= Prompt =
Each line that holds the word "Description" should be returned.

(Data excerpts)
++++
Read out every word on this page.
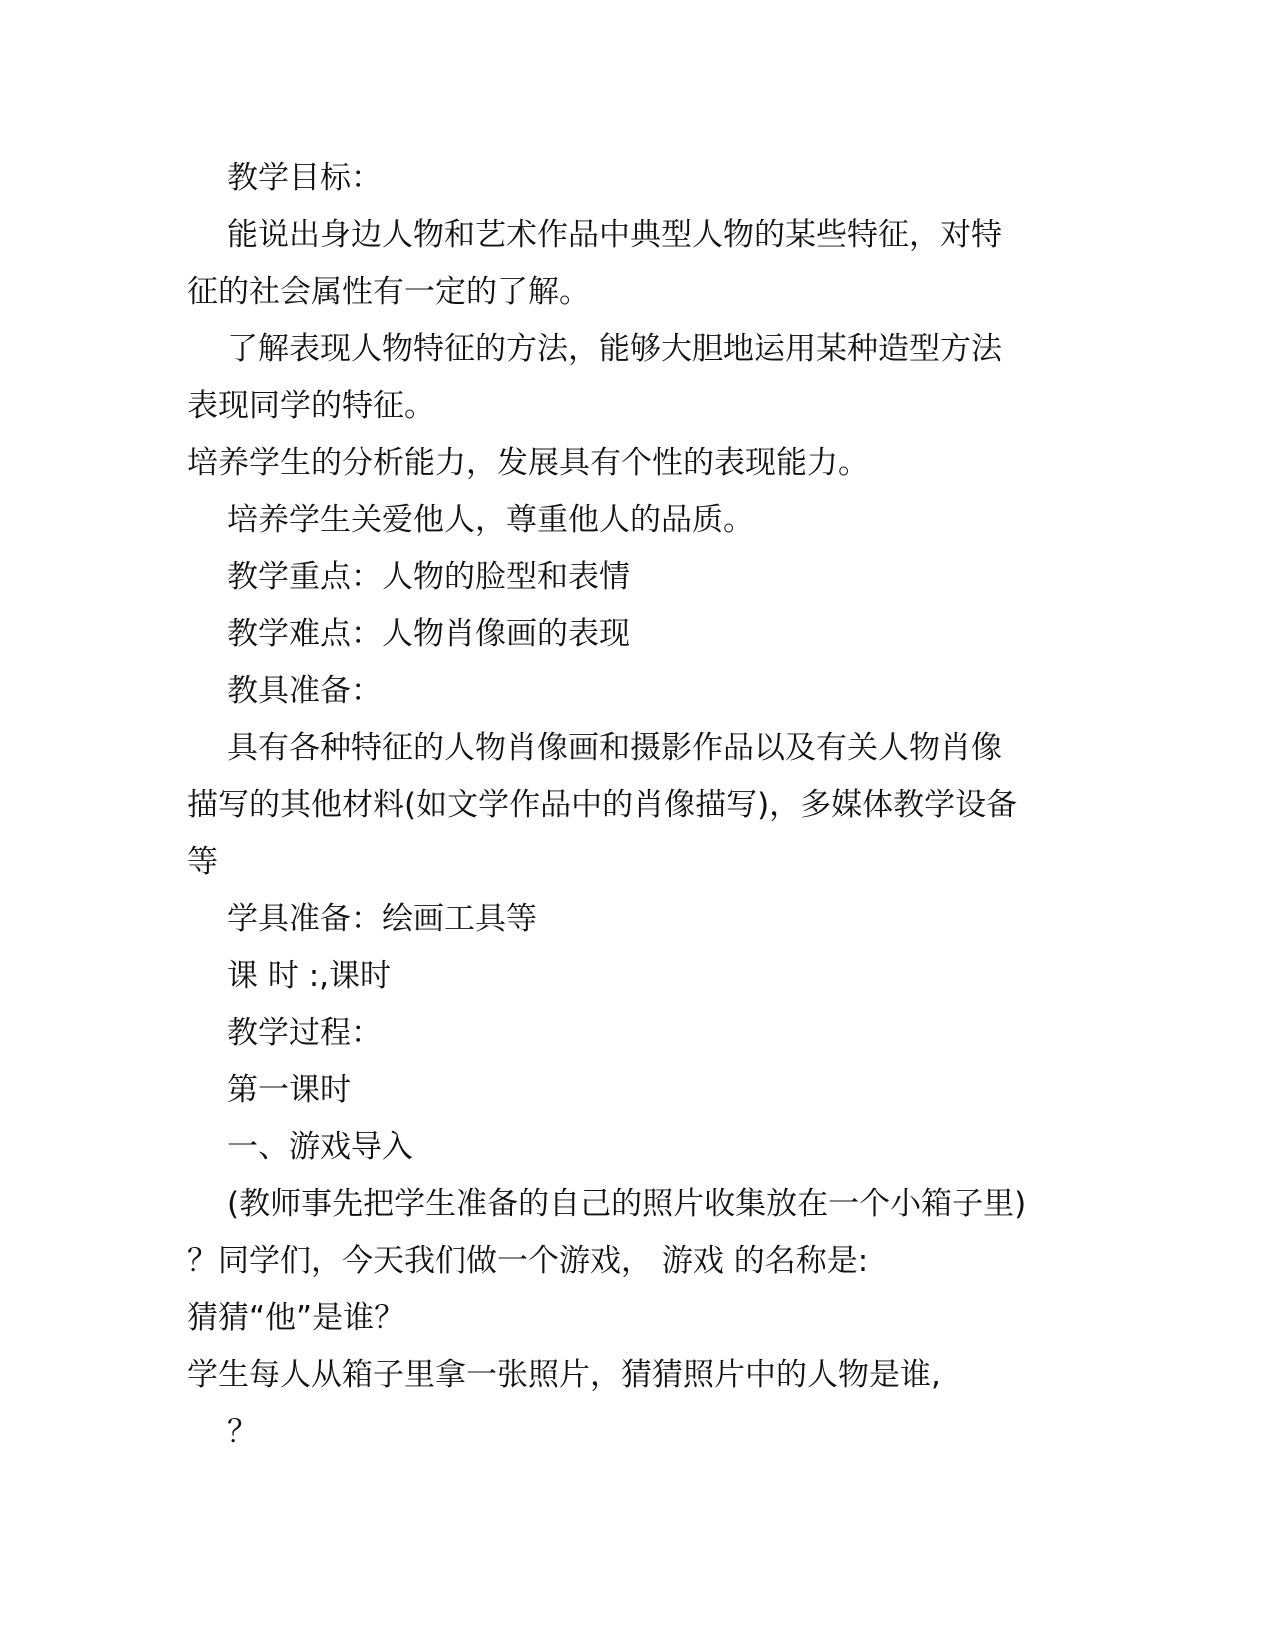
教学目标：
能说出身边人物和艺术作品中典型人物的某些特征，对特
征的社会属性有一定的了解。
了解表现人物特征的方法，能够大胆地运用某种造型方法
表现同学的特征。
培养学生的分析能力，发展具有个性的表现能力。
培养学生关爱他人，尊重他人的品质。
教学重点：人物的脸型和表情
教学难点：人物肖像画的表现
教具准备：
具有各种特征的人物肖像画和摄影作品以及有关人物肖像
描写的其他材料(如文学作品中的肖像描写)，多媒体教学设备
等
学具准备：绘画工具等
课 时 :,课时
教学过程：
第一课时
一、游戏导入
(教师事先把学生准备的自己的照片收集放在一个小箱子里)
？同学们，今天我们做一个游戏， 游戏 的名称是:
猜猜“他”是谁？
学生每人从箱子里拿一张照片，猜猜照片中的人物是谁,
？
++++
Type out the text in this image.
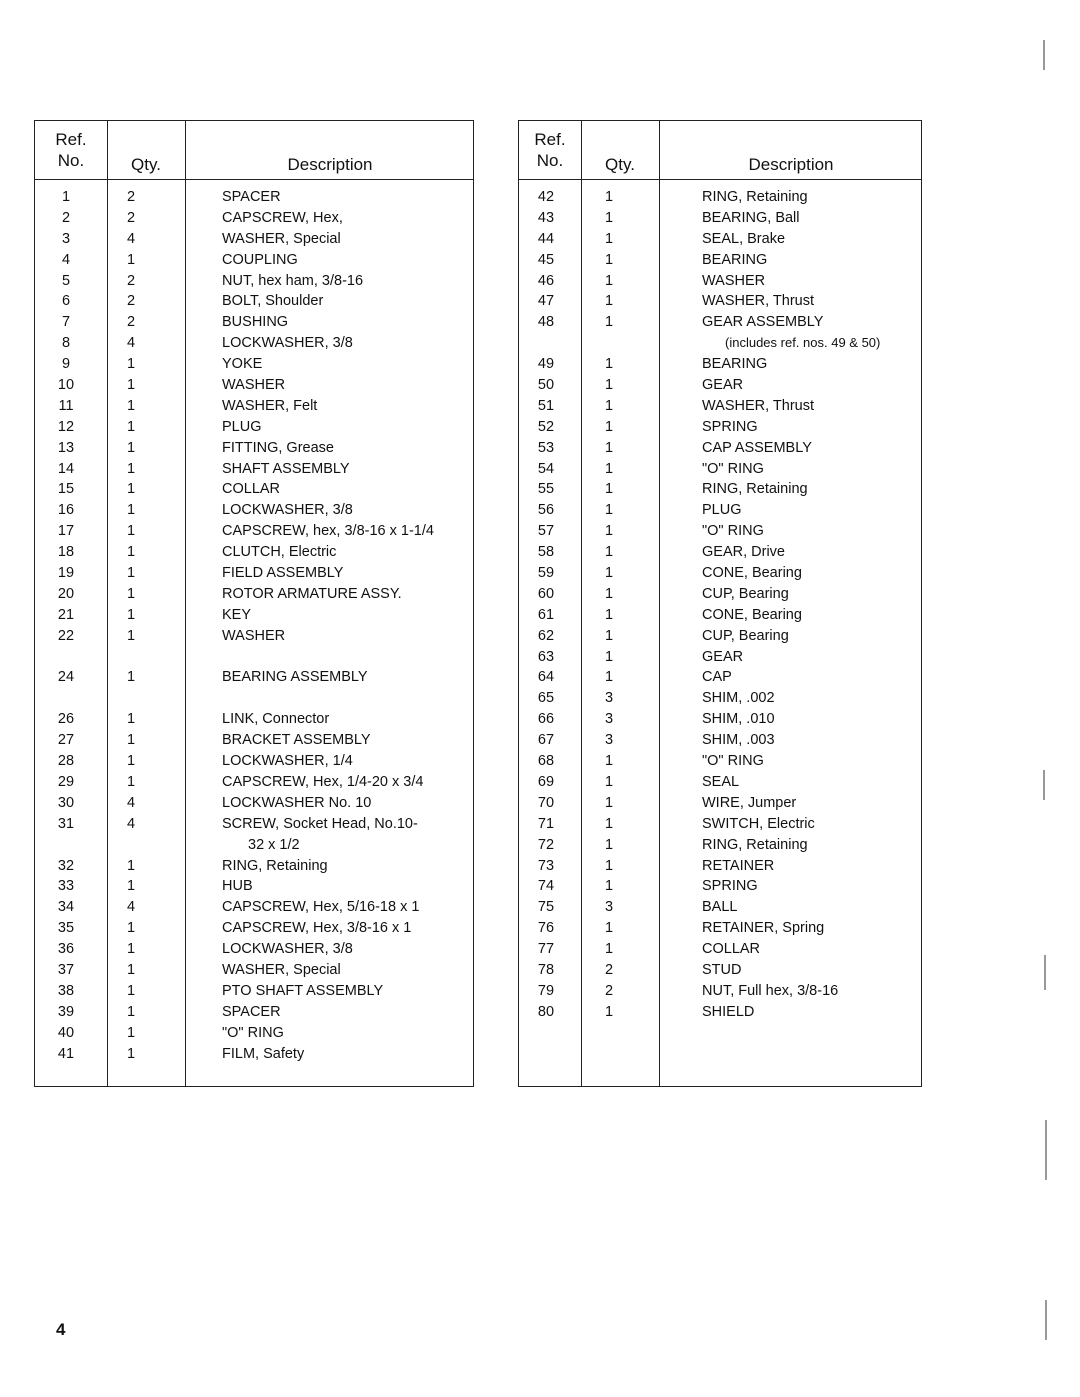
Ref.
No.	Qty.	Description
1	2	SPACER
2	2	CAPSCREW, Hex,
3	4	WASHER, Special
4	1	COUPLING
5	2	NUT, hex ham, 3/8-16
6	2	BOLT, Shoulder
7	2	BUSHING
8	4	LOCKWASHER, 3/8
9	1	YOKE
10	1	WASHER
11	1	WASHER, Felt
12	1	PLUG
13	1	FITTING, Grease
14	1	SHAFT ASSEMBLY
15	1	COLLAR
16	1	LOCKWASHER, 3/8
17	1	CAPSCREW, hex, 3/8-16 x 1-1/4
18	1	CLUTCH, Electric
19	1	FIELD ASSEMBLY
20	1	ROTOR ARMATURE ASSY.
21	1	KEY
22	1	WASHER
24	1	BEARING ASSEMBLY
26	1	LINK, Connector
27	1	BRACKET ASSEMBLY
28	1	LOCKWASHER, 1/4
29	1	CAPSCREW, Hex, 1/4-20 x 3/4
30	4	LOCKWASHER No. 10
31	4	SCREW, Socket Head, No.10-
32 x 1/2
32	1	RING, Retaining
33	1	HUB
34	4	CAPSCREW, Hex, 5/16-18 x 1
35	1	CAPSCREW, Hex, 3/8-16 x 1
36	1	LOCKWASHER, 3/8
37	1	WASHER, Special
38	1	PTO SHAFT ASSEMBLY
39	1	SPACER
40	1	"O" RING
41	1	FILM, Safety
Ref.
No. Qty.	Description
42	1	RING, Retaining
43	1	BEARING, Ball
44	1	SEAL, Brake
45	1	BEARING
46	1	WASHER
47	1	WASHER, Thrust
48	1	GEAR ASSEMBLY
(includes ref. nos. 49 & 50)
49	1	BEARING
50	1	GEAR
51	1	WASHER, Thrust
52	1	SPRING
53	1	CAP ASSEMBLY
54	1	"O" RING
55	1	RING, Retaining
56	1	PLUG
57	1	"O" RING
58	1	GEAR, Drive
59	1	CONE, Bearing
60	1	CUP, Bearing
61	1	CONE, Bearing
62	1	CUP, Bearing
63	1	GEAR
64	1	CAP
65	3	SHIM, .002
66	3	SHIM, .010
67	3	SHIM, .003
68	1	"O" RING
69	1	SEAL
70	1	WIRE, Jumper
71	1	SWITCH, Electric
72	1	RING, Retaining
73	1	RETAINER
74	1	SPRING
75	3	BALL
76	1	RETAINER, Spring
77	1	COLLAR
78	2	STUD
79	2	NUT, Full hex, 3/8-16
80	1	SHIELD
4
++++
= Final result =
No.	Qty.	Description
No. Qty.	Description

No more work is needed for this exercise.